→ **Exercise goal**: Write out each record below exactly as it appears, with no pictures.

[Dataset listings of figures]
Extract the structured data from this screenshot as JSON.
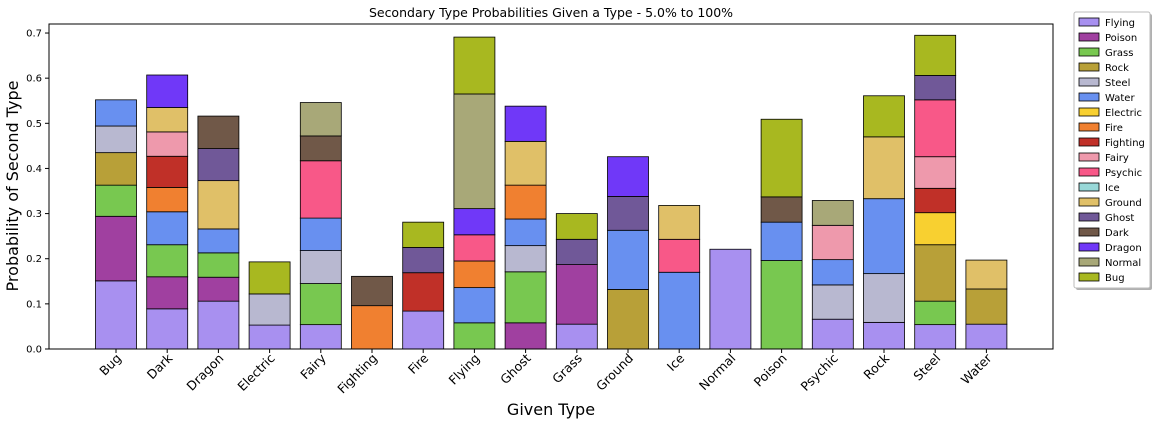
{
  "chart_data": {
    "type": "bar",
    "stacked": true,
    "title": "Secondary Type Probabilities Given a Type - 5.0% to 100%",
    "xlabel": "Given Type",
    "ylabel": "Probability of Second Type",
    "ylim": [
      0,
      0.72
    ],
    "yticks": [
      "0.0",
      "0.1",
      "0.2",
      "0.3",
      "0.4",
      "0.5",
      "0.6",
      "0.7"
    ],
    "legend_position": "outside-right-top",
    "grid": false,
    "categories": [
      "Bug",
      "Dark",
      "Dragon",
      "Electric",
      "Fairy",
      "Fighting",
      "Fire",
      "Flying",
      "Ghost",
      "Grass",
      "Ground",
      "Ice",
      "Normal",
      "Poison",
      "Psychic",
      "Rock",
      "Steel",
      "Water"
    ],
    "series": [
      {
        "name": "Flying",
        "color": "#a890f0",
        "values": [
          0.151,
          0.089,
          0.106,
          0.053,
          0.054,
          0,
          0.084,
          0,
          0,
          0.055,
          0,
          0,
          0.221,
          0,
          0.066,
          0.059,
          0.054,
          0.055
        ]
      },
      {
        "name": "Poison",
        "color": "#a040a0",
        "values": [
          0.143,
          0.071,
          0.053,
          0,
          0,
          0,
          0,
          0,
          0.058,
          0.132,
          0,
          0,
          0,
          0,
          0,
          0,
          0,
          0
        ]
      },
      {
        "name": "Grass",
        "color": "#78c850",
        "values": [
          0.069,
          0.071,
          0.054,
          0,
          0.091,
          0,
          0,
          0.058,
          0.113,
          0,
          0,
          0,
          0,
          0.196,
          0,
          0,
          0.052,
          0
        ]
      },
      {
        "name": "Rock",
        "color": "#b8a038",
        "values": [
          0.072,
          0,
          0,
          0,
          0,
          0,
          0,
          0,
          0,
          0,
          0.132,
          0,
          0,
          0,
          0,
          0,
          0.125,
          0.078
        ]
      },
      {
        "name": "Steel",
        "color": "#b8b8d0",
        "values": [
          0.059,
          0,
          0,
          0.069,
          0.073,
          0,
          0,
          0,
          0.058,
          0,
          0,
          0,
          0,
          0,
          0.076,
          0.108,
          0,
          0
        ]
      },
      {
        "name": "Water",
        "color": "#6890f0",
        "values": [
          0.058,
          0.073,
          0.053,
          0,
          0.072,
          0,
          0,
          0.078,
          0.059,
          0,
          0.131,
          0.17,
          0,
          0.085,
          0.056,
          0.166,
          0,
          0
        ]
      },
      {
        "name": "Electric",
        "color": "#f8d030",
        "values": [
          0,
          0,
          0,
          0,
          0,
          0,
          0,
          0,
          0,
          0,
          0,
          0,
          0,
          0,
          0,
          0,
          0.071,
          0
        ]
      },
      {
        "name": "Fire",
        "color": "#f08030",
        "values": [
          0,
          0.054,
          0,
          0,
          0,
          0.096,
          0,
          0.059,
          0.075,
          0,
          0,
          0,
          0,
          0,
          0,
          0,
          0,
          0
        ]
      },
      {
        "name": "Fighting",
        "color": "#c03028",
        "values": [
          0,
          0.069,
          0,
          0,
          0,
          0,
          0.085,
          0,
          0,
          0,
          0,
          0,
          0,
          0,
          0,
          0,
          0.054,
          0
        ]
      },
      {
        "name": "Fairy",
        "color": "#ee99ac",
        "values": [
          0,
          0.054,
          0,
          0,
          0,
          0,
          0,
          0,
          0,
          0,
          0,
          0,
          0,
          0,
          0.076,
          0,
          0.07,
          0
        ]
      },
      {
        "name": "Psychic",
        "color": "#f85888",
        "values": [
          0,
          0,
          0,
          0,
          0.127,
          0,
          0,
          0.058,
          0,
          0,
          0,
          0.073,
          0,
          0,
          0,
          0,
          0.126,
          0
        ]
      },
      {
        "name": "Ice",
        "color": "#98d8d8",
        "values": [
          0,
          0,
          0,
          0,
          0,
          0,
          0,
          0,
          0,
          0,
          0,
          0,
          0,
          0,
          0,
          0,
          0,
          0
        ]
      },
      {
        "name": "Ground",
        "color": "#e0c068",
        "values": [
          0,
          0.054,
          0.107,
          0,
          0,
          0,
          0,
          0,
          0.097,
          0,
          0,
          0.075,
          0,
          0,
          0,
          0.137,
          0,
          0.064
        ]
      },
      {
        "name": "Ghost",
        "color": "#705898",
        "values": [
          0,
          0,
          0.071,
          0,
          0,
          0,
          0.056,
          0,
          0,
          0.056,
          0.075,
          0,
          0,
          0,
          0,
          0,
          0.054,
          0
        ]
      },
      {
        "name": "Dark",
        "color": "#705848",
        "values": [
          0,
          0,
          0.072,
          0,
          0.055,
          0.065,
          0,
          0,
          0,
          0,
          0,
          0,
          0,
          0.056,
          0,
          0,
          0,
          0
        ]
      },
      {
        "name": "Dragon",
        "color": "#7038f8",
        "values": [
          0,
          0.072,
          0,
          0,
          0,
          0,
          0,
          0.058,
          0.078,
          0,
          0.088,
          0,
          0,
          0,
          0,
          0,
          0,
          0
        ]
      },
      {
        "name": "Normal",
        "color": "#a8a878",
        "values": [
          0,
          0,
          0,
          0,
          0.074,
          0,
          0,
          0.254,
          0,
          0,
          0,
          0,
          0,
          0,
          0.055,
          0,
          0,
          0
        ]
      },
      {
        "name": "Bug",
        "color": "#a8b820",
        "values": [
          0,
          0,
          0,
          0.071,
          0,
          0,
          0.056,
          0.126,
          0,
          0.057,
          0,
          0,
          0,
          0.172,
          0,
          0.091,
          0.089,
          0
        ]
      }
    ]
  }
}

→ **The answer**:
Extract the structured data from this screenshot as JSON.
{
  "chart_data": {
    "type": "bar",
    "stacked": true,
    "title": "Secondary Type Probabilities Given a Type - 5.0% to 100%",
    "xlabel": "Given Type",
    "ylabel": "Probability of Second Type",
    "ylim": [
      0,
      0.72
    ],
    "yticks": [
      "0.0",
      "0.1",
      "0.2",
      "0.3",
      "0.4",
      "0.5",
      "0.6",
      "0.7"
    ],
    "legend_position": "outside-right-top",
    "grid": false,
    "categories": [
      "Bug",
      "Dark",
      "Dragon",
      "Electric",
      "Fairy",
      "Fighting",
      "Fire",
      "Flying",
      "Ghost",
      "Grass",
      "Ground",
      "Ice",
      "Normal",
      "Poison",
      "Psychic",
      "Rock",
      "Steel",
      "Water"
    ],
    "series": [
      {
        "name": "Flying",
        "color": "#a890f0",
        "values": [
          0.151,
          0.089,
          0.106,
          0.053,
          0.054,
          0,
          0.084,
          0,
          0,
          0.055,
          0,
          0,
          0.221,
          0,
          0.066,
          0.059,
          0.054,
          0.055
        ]
      },
      {
        "name": "Poison",
        "color": "#a040a0",
        "values": [
          0.143,
          0.071,
          0.053,
          0,
          0,
          0,
          0,
          0,
          0.058,
          0.132,
          0,
          0,
          0,
          0,
          0,
          0,
          0,
          0
        ]
      },
      {
        "name": "Grass",
        "color": "#78c850",
        "values": [
          0.069,
          0.071,
          0.054,
          0,
          0.091,
          0,
          0,
          0.058,
          0.113,
          0,
          0,
          0,
          0,
          0.196,
          0,
          0,
          0.052,
          0
        ]
      },
      {
        "name": "Rock",
        "color": "#b8a038",
        "values": [
          0.072,
          0,
          0,
          0,
          0,
          0,
          0,
          0,
          0,
          0,
          0.132,
          0,
          0,
          0,
          0,
          0,
          0.125,
          0.078
        ]
      },
      {
        "name": "Steel",
        "color": "#b8b8d0",
        "values": [
          0.059,
          0,
          0,
          0.069,
          0.073,
          0,
          0,
          0,
          0.058,
          0,
          0,
          0,
          0,
          0,
          0.076,
          0.108,
          0,
          0
        ]
      },
      {
        "name": "Water",
        "color": "#6890f0",
        "values": [
          0.058,
          0.073,
          0.053,
          0,
          0.072,
          0,
          0,
          0.078,
          0.059,
          0,
          0.131,
          0.17,
          0,
          0.085,
          0.056,
          0.166,
          0,
          0
        ]
      },
      {
        "name": "Electric",
        "color": "#f8d030",
        "values": [
          0,
          0,
          0,
          0,
          0,
          0,
          0,
          0,
          0,
          0,
          0,
          0,
          0,
          0,
          0,
          0,
          0.071,
          0
        ]
      },
      {
        "name": "Fire",
        "color": "#f08030",
        "values": [
          0,
          0.054,
          0,
          0,
          0,
          0.096,
          0,
          0.059,
          0.075,
          0,
          0,
          0,
          0,
          0,
          0,
          0,
          0,
          0
        ]
      },
      {
        "name": "Fighting",
        "color": "#c03028",
        "values": [
          0,
          0.069,
          0,
          0,
          0,
          0,
          0.085,
          0,
          0,
          0,
          0,
          0,
          0,
          0,
          0,
          0,
          0.054,
          0
        ]
      },
      {
        "name": "Fairy",
        "color": "#ee99ac",
        "values": [
          0,
          0.054,
          0,
          0,
          0,
          0,
          0,
          0,
          0,
          0,
          0,
          0,
          0,
          0,
          0.076,
          0,
          0.07,
          0
        ]
      },
      {
        "name": "Psychic",
        "color": "#f85888",
        "values": [
          0,
          0,
          0,
          0,
          0.127,
          0,
          0,
          0.058,
          0,
          0,
          0,
          0.073,
          0,
          0,
          0,
          0,
          0.126,
          0
        ]
      },
      {
        "name": "Ice",
        "color": "#98d8d8",
        "values": [
          0,
          0,
          0,
          0,
          0,
          0,
          0,
          0,
          0,
          0,
          0,
          0,
          0,
          0,
          0,
          0,
          0,
          0
        ]
      },
      {
        "name": "Ground",
        "color": "#e0c068",
        "values": [
          0,
          0.054,
          0.107,
          0,
          0,
          0,
          0,
          0,
          0.097,
          0,
          0,
          0.075,
          0,
          0,
          0,
          0.137,
          0,
          0.064
        ]
      },
      {
        "name": "Ghost",
        "color": "#705898",
        "values": [
          0,
          0,
          0.071,
          0,
          0,
          0,
          0.056,
          0,
          0,
          0.056,
          0.075,
          0,
          0,
          0,
          0,
          0,
          0.054,
          0
        ]
      },
      {
        "name": "Dark",
        "color": "#705848",
        "values": [
          0,
          0,
          0.072,
          0,
          0.055,
          0.065,
          0,
          0,
          0,
          0,
          0,
          0,
          0,
          0.056,
          0,
          0,
          0,
          0
        ]
      },
      {
        "name": "Dragon",
        "color": "#7038f8",
        "values": [
          0,
          0.072,
          0,
          0,
          0,
          0,
          0,
          0.058,
          0.078,
          0,
          0.088,
          0,
          0,
          0,
          0,
          0,
          0,
          0
        ]
      },
      {
        "name": "Normal",
        "color": "#a8a878",
        "values": [
          0,
          0,
          0,
          0,
          0.074,
          0,
          0,
          0.254,
          0,
          0,
          0,
          0,
          0,
          0,
          0.055,
          0,
          0,
          0
        ]
      },
      {
        "name": "Bug",
        "color": "#a8b820",
        "values": [
          0,
          0,
          0,
          0.071,
          0,
          0,
          0.056,
          0.126,
          0,
          0.057,
          0,
          0,
          0,
          0.172,
          0,
          0.091,
          0.089,
          0
        ]
      }
    ]
  }
}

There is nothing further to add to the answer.